(Extracted records)
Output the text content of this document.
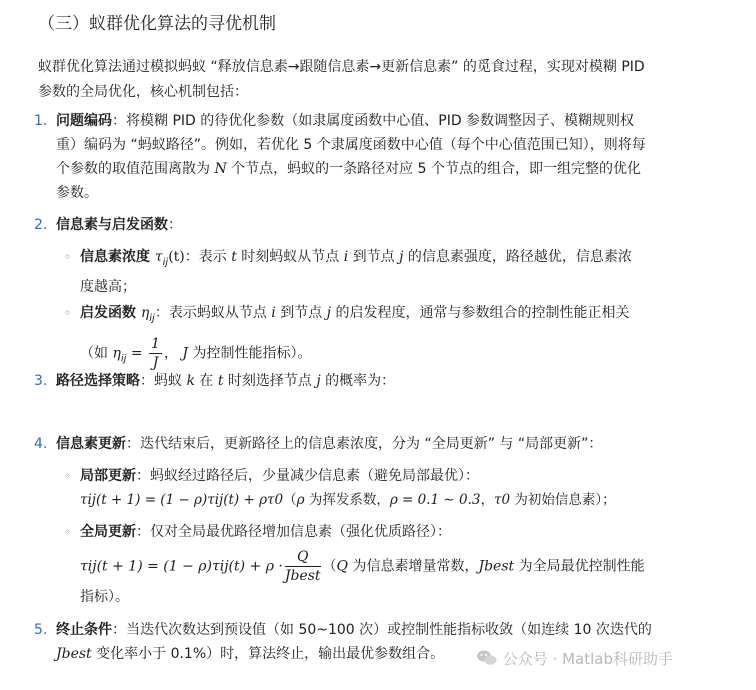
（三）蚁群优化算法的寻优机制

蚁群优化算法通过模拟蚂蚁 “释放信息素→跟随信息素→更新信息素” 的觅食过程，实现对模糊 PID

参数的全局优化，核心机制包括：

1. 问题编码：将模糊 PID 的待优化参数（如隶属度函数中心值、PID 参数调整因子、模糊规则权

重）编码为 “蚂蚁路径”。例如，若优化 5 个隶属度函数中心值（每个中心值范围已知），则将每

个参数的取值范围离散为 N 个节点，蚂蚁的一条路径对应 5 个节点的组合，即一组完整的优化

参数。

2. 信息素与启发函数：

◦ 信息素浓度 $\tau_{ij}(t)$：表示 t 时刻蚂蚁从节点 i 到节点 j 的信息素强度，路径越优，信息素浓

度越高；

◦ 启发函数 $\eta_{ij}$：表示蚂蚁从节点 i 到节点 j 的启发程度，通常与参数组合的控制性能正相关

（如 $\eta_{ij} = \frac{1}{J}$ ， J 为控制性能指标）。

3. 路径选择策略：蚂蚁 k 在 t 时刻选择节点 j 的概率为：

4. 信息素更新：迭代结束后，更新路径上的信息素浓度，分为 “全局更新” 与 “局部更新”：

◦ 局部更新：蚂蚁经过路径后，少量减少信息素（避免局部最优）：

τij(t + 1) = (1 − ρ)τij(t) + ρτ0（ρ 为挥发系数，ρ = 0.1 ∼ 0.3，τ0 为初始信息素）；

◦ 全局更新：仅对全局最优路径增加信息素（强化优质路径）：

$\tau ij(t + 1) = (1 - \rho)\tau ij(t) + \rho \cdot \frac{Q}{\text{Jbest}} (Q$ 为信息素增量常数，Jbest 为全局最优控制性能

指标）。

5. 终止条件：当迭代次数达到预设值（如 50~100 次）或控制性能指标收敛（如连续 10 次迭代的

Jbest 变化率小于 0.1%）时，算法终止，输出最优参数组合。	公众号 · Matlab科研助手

The exercise:
Pictures are excluded; copy all other data exactly as shown.

Expected answer:
Output the text content of this document.
（三）蚁群优化算法的寻优机制

蚁群优化算法通过模拟蚂蚁 “释放信息素→跟随信息素→更新信息素” 的觅食过程，实现对模糊 PID

参数的全局优化，核心机制包括：

1. 问题编码：将模糊 PID 的待优化参数（如隶属度函数中心值、PID 参数调整因子、模糊规则权

重）编码为 “蚂蚁路径”。例如，若优化 5 个隶属度函数中心值（每个中心值范围已知），则将每

个参数的取值范围离散为 N 个节点，蚂蚁的一条路径对应 5 个节点的组合，即一组完整的优化

参数。

2. 信息素与启发函数：

◦ 信息素浓度 $\tau_{ij}(t)$：表示 t 时刻蚂蚁从节点 i 到节点 j 的信息素强度，路径越优，信息素浓

度越高；

◦ 启发函数 $\eta_{ij}$：表示蚂蚁从节点 i 到节点 j 的启发程度，通常与参数组合的控制性能正相关

（如 $\eta_{ij} = \frac{1}{J}$ ， J 为控制性能指标）。

3. 路径选择策略：蚂蚁 k 在 t 时刻选择节点 j 的概率为：

4. 信息素更新：迭代结束后，更新路径上的信息素浓度，分为 “全局更新” 与 “局部更新”：

◦ 局部更新：蚂蚁经过路径后，少量减少信息素（避免局部最优）：

τij(t + 1) = (1 − ρ)τij(t) + ρτ0（ρ 为挥发系数，ρ = 0.1 ∼ 0.3，τ0 为初始信息素）；

◦ 全局更新：仅对全局最优路径增加信息素（强化优质路径）：

$\tau ij(t + 1) = (1 - \rho)\tau ij(t) + \rho \cdot \frac{Q}{\text{Jbest}} (Q$ 为信息素增量常数，Jbest 为全局最优控制性能

指标）。

5. 终止条件：当迭代次数达到预设值（如 50~100 次）或控制性能指标收敛（如连续 10 次迭代的

Jbest 变化率小于 0.1%）时，算法终止，输出最优参数组合。	公众号 · Matlab科研助手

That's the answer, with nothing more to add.